(Rows):
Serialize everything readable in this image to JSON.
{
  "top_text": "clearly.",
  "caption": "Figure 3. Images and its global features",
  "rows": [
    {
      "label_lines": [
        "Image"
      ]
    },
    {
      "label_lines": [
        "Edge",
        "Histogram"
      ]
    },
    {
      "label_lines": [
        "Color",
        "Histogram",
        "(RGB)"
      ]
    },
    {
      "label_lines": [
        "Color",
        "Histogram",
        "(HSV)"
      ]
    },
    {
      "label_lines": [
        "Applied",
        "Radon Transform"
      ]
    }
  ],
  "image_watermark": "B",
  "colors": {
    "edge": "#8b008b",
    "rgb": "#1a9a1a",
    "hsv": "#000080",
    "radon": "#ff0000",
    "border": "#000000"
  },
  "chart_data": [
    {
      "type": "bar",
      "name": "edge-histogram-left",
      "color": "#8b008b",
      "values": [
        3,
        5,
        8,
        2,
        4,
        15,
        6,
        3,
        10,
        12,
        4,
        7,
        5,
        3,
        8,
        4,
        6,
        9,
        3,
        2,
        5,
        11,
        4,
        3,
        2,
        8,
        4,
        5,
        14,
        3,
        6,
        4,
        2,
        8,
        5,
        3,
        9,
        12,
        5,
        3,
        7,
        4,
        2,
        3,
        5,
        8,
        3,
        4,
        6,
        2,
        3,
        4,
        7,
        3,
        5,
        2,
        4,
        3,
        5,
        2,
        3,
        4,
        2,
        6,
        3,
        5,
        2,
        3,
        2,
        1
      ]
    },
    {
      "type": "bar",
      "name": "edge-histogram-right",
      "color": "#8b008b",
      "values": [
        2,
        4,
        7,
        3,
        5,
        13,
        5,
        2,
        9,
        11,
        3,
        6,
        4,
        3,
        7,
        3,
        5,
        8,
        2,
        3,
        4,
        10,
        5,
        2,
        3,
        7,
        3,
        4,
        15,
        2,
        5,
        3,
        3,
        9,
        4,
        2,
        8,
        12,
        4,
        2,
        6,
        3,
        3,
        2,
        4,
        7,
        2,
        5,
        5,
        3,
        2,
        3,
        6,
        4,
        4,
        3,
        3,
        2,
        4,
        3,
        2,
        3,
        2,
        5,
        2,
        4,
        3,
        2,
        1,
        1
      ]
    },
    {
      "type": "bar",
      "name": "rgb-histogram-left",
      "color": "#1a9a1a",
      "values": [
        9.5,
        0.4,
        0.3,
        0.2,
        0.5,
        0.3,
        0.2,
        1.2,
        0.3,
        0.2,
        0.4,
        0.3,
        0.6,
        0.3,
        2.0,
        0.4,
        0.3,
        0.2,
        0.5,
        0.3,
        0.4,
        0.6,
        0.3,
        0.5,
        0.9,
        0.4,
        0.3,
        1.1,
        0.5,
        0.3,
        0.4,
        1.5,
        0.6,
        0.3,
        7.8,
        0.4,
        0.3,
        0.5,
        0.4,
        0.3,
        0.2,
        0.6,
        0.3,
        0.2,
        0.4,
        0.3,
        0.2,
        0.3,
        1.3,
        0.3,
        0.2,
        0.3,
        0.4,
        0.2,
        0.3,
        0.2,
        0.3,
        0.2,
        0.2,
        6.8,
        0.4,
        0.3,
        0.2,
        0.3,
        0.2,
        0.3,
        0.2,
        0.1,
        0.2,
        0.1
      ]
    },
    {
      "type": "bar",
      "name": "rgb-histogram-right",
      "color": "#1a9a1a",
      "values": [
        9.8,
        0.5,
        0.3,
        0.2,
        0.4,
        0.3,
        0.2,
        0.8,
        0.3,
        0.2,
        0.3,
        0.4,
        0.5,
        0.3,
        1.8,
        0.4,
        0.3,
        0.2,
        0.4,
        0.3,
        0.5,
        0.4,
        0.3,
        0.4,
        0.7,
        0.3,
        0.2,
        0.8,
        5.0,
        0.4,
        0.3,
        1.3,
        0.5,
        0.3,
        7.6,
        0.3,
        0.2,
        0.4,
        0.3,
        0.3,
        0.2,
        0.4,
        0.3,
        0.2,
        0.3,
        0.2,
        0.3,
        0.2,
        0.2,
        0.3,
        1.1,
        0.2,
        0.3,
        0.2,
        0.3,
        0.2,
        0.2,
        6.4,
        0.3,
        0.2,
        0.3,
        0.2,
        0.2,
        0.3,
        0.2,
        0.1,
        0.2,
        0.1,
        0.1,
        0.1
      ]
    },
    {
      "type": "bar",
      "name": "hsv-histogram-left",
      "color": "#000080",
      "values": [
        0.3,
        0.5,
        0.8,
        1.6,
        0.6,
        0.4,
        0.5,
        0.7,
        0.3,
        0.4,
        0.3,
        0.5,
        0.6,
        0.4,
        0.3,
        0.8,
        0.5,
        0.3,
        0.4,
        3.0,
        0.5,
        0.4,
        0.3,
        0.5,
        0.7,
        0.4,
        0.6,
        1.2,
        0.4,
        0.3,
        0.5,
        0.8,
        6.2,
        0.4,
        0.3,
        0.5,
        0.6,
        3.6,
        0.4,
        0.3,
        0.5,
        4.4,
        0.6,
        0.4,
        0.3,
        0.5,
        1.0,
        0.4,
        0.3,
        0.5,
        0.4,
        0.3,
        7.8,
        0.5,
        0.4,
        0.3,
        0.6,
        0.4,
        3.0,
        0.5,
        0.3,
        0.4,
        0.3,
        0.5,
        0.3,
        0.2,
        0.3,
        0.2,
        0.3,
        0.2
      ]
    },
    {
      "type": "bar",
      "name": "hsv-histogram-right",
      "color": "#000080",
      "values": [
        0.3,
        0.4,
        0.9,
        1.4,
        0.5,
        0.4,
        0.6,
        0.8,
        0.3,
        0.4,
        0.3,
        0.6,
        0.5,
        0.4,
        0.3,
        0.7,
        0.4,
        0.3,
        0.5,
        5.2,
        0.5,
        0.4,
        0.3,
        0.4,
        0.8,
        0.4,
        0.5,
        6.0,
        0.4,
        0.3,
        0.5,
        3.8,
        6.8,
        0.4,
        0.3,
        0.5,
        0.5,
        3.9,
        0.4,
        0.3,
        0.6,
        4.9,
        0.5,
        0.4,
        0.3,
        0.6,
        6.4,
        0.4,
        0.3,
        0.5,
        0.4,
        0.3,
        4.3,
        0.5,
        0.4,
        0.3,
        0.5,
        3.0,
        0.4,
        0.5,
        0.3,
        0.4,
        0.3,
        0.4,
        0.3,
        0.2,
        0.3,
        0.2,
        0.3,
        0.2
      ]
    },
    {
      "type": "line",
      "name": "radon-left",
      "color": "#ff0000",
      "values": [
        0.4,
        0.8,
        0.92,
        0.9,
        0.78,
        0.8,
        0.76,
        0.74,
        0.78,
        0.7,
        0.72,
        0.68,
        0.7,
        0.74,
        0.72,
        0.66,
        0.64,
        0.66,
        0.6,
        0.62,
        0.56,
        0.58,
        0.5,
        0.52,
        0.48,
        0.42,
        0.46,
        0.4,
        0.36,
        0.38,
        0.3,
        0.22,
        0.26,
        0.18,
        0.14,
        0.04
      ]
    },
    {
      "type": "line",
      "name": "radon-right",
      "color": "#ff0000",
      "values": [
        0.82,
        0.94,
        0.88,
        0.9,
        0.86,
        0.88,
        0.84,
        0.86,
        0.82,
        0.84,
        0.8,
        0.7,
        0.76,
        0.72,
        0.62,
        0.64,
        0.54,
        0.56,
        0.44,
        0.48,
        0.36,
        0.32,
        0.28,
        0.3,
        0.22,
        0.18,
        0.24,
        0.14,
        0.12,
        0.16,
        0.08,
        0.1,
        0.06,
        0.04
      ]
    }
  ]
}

(What is required):
Set down the listing above in full, please, exactly as it appears.

(Finished task):
Serialize everything readable in this image to JSON.
{
  "top_text": "clearly.",
  "caption": "Figure 3. Images and its global features",
  "rows": [
    {
      "label_lines": [
        "Image"
      ]
    },
    {
      "label_lines": [
        "Edge",
        "Histogram"
      ]
    },
    {
      "label_lines": [
        "Color",
        "Histogram",
        "(RGB)"
      ]
    },
    {
      "label_lines": [
        "Color",
        "Histogram",
        "(HSV)"
      ]
    },
    {
      "label_lines": [
        "Applied",
        "Radon Transform"
      ]
    }
  ],
  "image_watermark": "B",
  "colors": {
    "edge": "#8b008b",
    "rgb": "#1a9a1a",
    "hsv": "#000080",
    "radon": "#ff0000",
    "border": "#000000"
  },
  "chart_data": [
    {
      "type": "bar",
      "name": "edge-histogram-left",
      "color": "#8b008b",
      "values": [
        3,
        5,
        8,
        2,
        4,
        15,
        6,
        3,
        10,
        12,
        4,
        7,
        5,
        3,
        8,
        4,
        6,
        9,
        3,
        2,
        5,
        11,
        4,
        3,
        2,
        8,
        4,
        5,
        14,
        3,
        6,
        4,
        2,
        8,
        5,
        3,
        9,
        12,
        5,
        3,
        7,
        4,
        2,
        3,
        5,
        8,
        3,
        4,
        6,
        2,
        3,
        4,
        7,
        3,
        5,
        2,
        4,
        3,
        5,
        2,
        3,
        4,
        2,
        6,
        3,
        5,
        2,
        3,
        2,
        1
      ]
    },
    {
      "type": "bar",
      "name": "edge-histogram-right",
      "color": "#8b008b",
      "values": [
        2,
        4,
        7,
        3,
        5,
        13,
        5,
        2,
        9,
        11,
        3,
        6,
        4,
        3,
        7,
        3,
        5,
        8,
        2,
        3,
        4,
        10,
        5,
        2,
        3,
        7,
        3,
        4,
        15,
        2,
        5,
        3,
        3,
        9,
        4,
        2,
        8,
        12,
        4,
        2,
        6,
        3,
        3,
        2,
        4,
        7,
        2,
        5,
        5,
        3,
        2,
        3,
        6,
        4,
        4,
        3,
        3,
        2,
        4,
        3,
        2,
        3,
        2,
        5,
        2,
        4,
        3,
        2,
        1,
        1
      ]
    },
    {
      "type": "bar",
      "name": "rgb-histogram-left",
      "color": "#1a9a1a",
      "values": [
        9.5,
        0.4,
        0.3,
        0.2,
        0.5,
        0.3,
        0.2,
        1.2,
        0.3,
        0.2,
        0.4,
        0.3,
        0.6,
        0.3,
        2.0,
        0.4,
        0.3,
        0.2,
        0.5,
        0.3,
        0.4,
        0.6,
        0.3,
        0.5,
        0.9,
        0.4,
        0.3,
        1.1,
        0.5,
        0.3,
        0.4,
        1.5,
        0.6,
        0.3,
        7.8,
        0.4,
        0.3,
        0.5,
        0.4,
        0.3,
        0.2,
        0.6,
        0.3,
        0.2,
        0.4,
        0.3,
        0.2,
        0.3,
        1.3,
        0.3,
        0.2,
        0.3,
        0.4,
        0.2,
        0.3,
        0.2,
        0.3,
        0.2,
        0.2,
        6.8,
        0.4,
        0.3,
        0.2,
        0.3,
        0.2,
        0.3,
        0.2,
        0.1,
        0.2,
        0.1
      ]
    },
    {
      "type": "bar",
      "name": "rgb-histogram-right",
      "color": "#1a9a1a",
      "values": [
        9.8,
        0.5,
        0.3,
        0.2,
        0.4,
        0.3,
        0.2,
        0.8,
        0.3,
        0.2,
        0.3,
        0.4,
        0.5,
        0.3,
        1.8,
        0.4,
        0.3,
        0.2,
        0.4,
        0.3,
        0.5,
        0.4,
        0.3,
        0.4,
        0.7,
        0.3,
        0.2,
        0.8,
        5.0,
        0.4,
        0.3,
        1.3,
        0.5,
        0.3,
        7.6,
        0.3,
        0.2,
        0.4,
        0.3,
        0.3,
        0.2,
        0.4,
        0.3,
        0.2,
        0.3,
        0.2,
        0.3,
        0.2,
        0.2,
        0.3,
        1.1,
        0.2,
        0.3,
        0.2,
        0.3,
        0.2,
        0.2,
        6.4,
        0.3,
        0.2,
        0.3,
        0.2,
        0.2,
        0.3,
        0.2,
        0.1,
        0.2,
        0.1,
        0.1,
        0.1
      ]
    },
    {
      "type": "bar",
      "name": "hsv-histogram-left",
      "color": "#000080",
      "values": [
        0.3,
        0.5,
        0.8,
        1.6,
        0.6,
        0.4,
        0.5,
        0.7,
        0.3,
        0.4,
        0.3,
        0.5,
        0.6,
        0.4,
        0.3,
        0.8,
        0.5,
        0.3,
        0.4,
        3.0,
        0.5,
        0.4,
        0.3,
        0.5,
        0.7,
        0.4,
        0.6,
        1.2,
        0.4,
        0.3,
        0.5,
        0.8,
        6.2,
        0.4,
        0.3,
        0.5,
        0.6,
        3.6,
        0.4,
        0.3,
        0.5,
        4.4,
        0.6,
        0.4,
        0.3,
        0.5,
        1.0,
        0.4,
        0.3,
        0.5,
        0.4,
        0.3,
        7.8,
        0.5,
        0.4,
        0.3,
        0.6,
        0.4,
        3.0,
        0.5,
        0.3,
        0.4,
        0.3,
        0.5,
        0.3,
        0.2,
        0.3,
        0.2,
        0.3,
        0.2
      ]
    },
    {
      "type": "bar",
      "name": "hsv-histogram-right",
      "color": "#000080",
      "values": [
        0.3,
        0.4,
        0.9,
        1.4,
        0.5,
        0.4,
        0.6,
        0.8,
        0.3,
        0.4,
        0.3,
        0.6,
        0.5,
        0.4,
        0.3,
        0.7,
        0.4,
        0.3,
        0.5,
        5.2,
        0.5,
        0.4,
        0.3,
        0.4,
        0.8,
        0.4,
        0.5,
        6.0,
        0.4,
        0.3,
        0.5,
        3.8,
        6.8,
        0.4,
        0.3,
        0.5,
        0.5,
        3.9,
        0.4,
        0.3,
        0.6,
        4.9,
        0.5,
        0.4,
        0.3,
        0.6,
        6.4,
        0.4,
        0.3,
        0.5,
        0.4,
        0.3,
        4.3,
        0.5,
        0.4,
        0.3,
        0.5,
        3.0,
        0.4,
        0.5,
        0.3,
        0.4,
        0.3,
        0.4,
        0.3,
        0.2,
        0.3,
        0.2,
        0.3,
        0.2
      ]
    },
    {
      "type": "line",
      "name": "radon-left",
      "color": "#ff0000",
      "values": [
        0.4,
        0.8,
        0.92,
        0.9,
        0.78,
        0.8,
        0.76,
        0.74,
        0.78,
        0.7,
        0.72,
        0.68,
        0.7,
        0.74,
        0.72,
        0.66,
        0.64,
        0.66,
        0.6,
        0.62,
        0.56,
        0.58,
        0.5,
        0.52,
        0.48,
        0.42,
        0.46,
        0.4,
        0.36,
        0.38,
        0.3,
        0.22,
        0.26,
        0.18,
        0.14,
        0.04
      ]
    },
    {
      "type": "line",
      "name": "radon-right",
      "color": "#ff0000",
      "values": [
        0.82,
        0.94,
        0.88,
        0.9,
        0.86,
        0.88,
        0.84,
        0.86,
        0.82,
        0.84,
        0.8,
        0.7,
        0.76,
        0.72,
        0.62,
        0.64,
        0.54,
        0.56,
        0.44,
        0.48,
        0.36,
        0.32,
        0.28,
        0.3,
        0.22,
        0.18,
        0.24,
        0.14,
        0.12,
        0.16,
        0.08,
        0.1,
        0.06,
        0.04
      ]
    }
  ]
}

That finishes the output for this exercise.